* TASK INSTRUCTIONS *
Keep the images out and copy every entry below exactly.

Dataset rows about figures:
** START **

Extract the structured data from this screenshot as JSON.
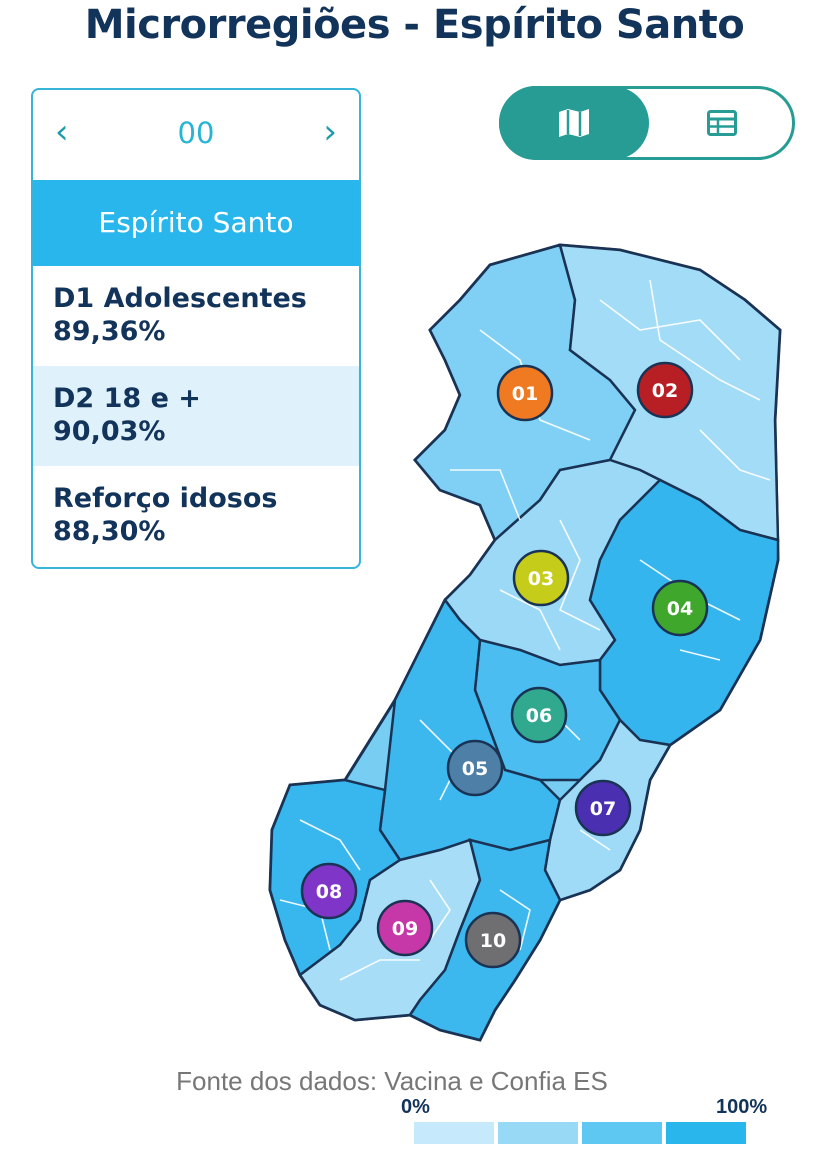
{
  "title": "Microrregiões - Espírito Santo",
  "selector": {
    "prev_icon": "chevron-left-icon",
    "prev_glyph": "‹",
    "code": "00",
    "next_icon": "chevron-right-icon",
    "next_glyph": "›"
  },
  "region": {
    "name": "Espírito Santo",
    "color": "#29b6ec"
  },
  "stats": [
    {
      "label": "D1 Adolescentes",
      "value": "89,36%"
    },
    {
      "label": "D2 18 e +",
      "value": "90,03%"
    },
    {
      "label": "Reforço idosos",
      "value": "88,30%"
    }
  ],
  "view_toggle": {
    "selected": "map",
    "options": [
      {
        "id": "map",
        "icon": "map-icon"
      },
      {
        "id": "table",
        "icon": "table-icon"
      }
    ],
    "color": "#279c94"
  },
  "microregions": [
    {
      "code": "01",
      "color": "#f07a22"
    },
    {
      "code": "02",
      "color": "#b81f24"
    },
    {
      "code": "03",
      "color": "#c6cc1a"
    },
    {
      "code": "04",
      "color": "#3fa82c"
    },
    {
      "code": "05",
      "color": "#4e7fa6"
    },
    {
      "code": "06",
      "color": "#31a98f"
    },
    {
      "code": "07",
      "color": "#4a2fb0"
    },
    {
      "code": "08",
      "color": "#7f36c8"
    },
    {
      "code": "09",
      "color": "#c637a8"
    },
    {
      "code": "10",
      "color": "#6f6f72"
    }
  ],
  "source_text": "Fonte dos dados: Vacina e Confia ES",
  "legend": {
    "min_label": "0%",
    "max_label": "100%",
    "colors": [
      "#c6eafb",
      "#98daf6",
      "#5fc8f2",
      "#29b6ec"
    ]
  },
  "colors": {
    "title": "#12335a",
    "map_light": "#a7ddf7",
    "map_medium": "#78cdf3",
    "map_dark": "#35b5ee",
    "border": "#1a3354"
  }
}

** END **

* THE COMPLETED TASK *
Extract the structured data from this screenshot as JSON.
{
  "title": "Microrregiões - Espírito Santo",
  "selector": {
    "prev_icon": "chevron-left-icon",
    "prev_glyph": "‹",
    "code": "00",
    "next_icon": "chevron-right-icon",
    "next_glyph": "›"
  },
  "region": {
    "name": "Espírito Santo",
    "color": "#29b6ec"
  },
  "stats": [
    {
      "label": "D1 Adolescentes",
      "value": "89,36%"
    },
    {
      "label": "D2 18 e +",
      "value": "90,03%"
    },
    {
      "label": "Reforço idosos",
      "value": "88,30%"
    }
  ],
  "view_toggle": {
    "selected": "map",
    "options": [
      {
        "id": "map",
        "icon": "map-icon"
      },
      {
        "id": "table",
        "icon": "table-icon"
      }
    ],
    "color": "#279c94"
  },
  "microregions": [
    {
      "code": "01",
      "color": "#f07a22"
    },
    {
      "code": "02",
      "color": "#b81f24"
    },
    {
      "code": "03",
      "color": "#c6cc1a"
    },
    {
      "code": "04",
      "color": "#3fa82c"
    },
    {
      "code": "05",
      "color": "#4e7fa6"
    },
    {
      "code": "06",
      "color": "#31a98f"
    },
    {
      "code": "07",
      "color": "#4a2fb0"
    },
    {
      "code": "08",
      "color": "#7f36c8"
    },
    {
      "code": "09",
      "color": "#c637a8"
    },
    {
      "code": "10",
      "color": "#6f6f72"
    }
  ],
  "source_text": "Fonte dos dados: Vacina e Confia ES",
  "legend": {
    "min_label": "0%",
    "max_label": "100%",
    "colors": [
      "#c6eafb",
      "#98daf6",
      "#5fc8f2",
      "#29b6ec"
    ]
  },
  "colors": {
    "title": "#12335a",
    "map_light": "#a7ddf7",
    "map_medium": "#78cdf3",
    "map_dark": "#35b5ee",
    "border": "#1a3354"
  }
}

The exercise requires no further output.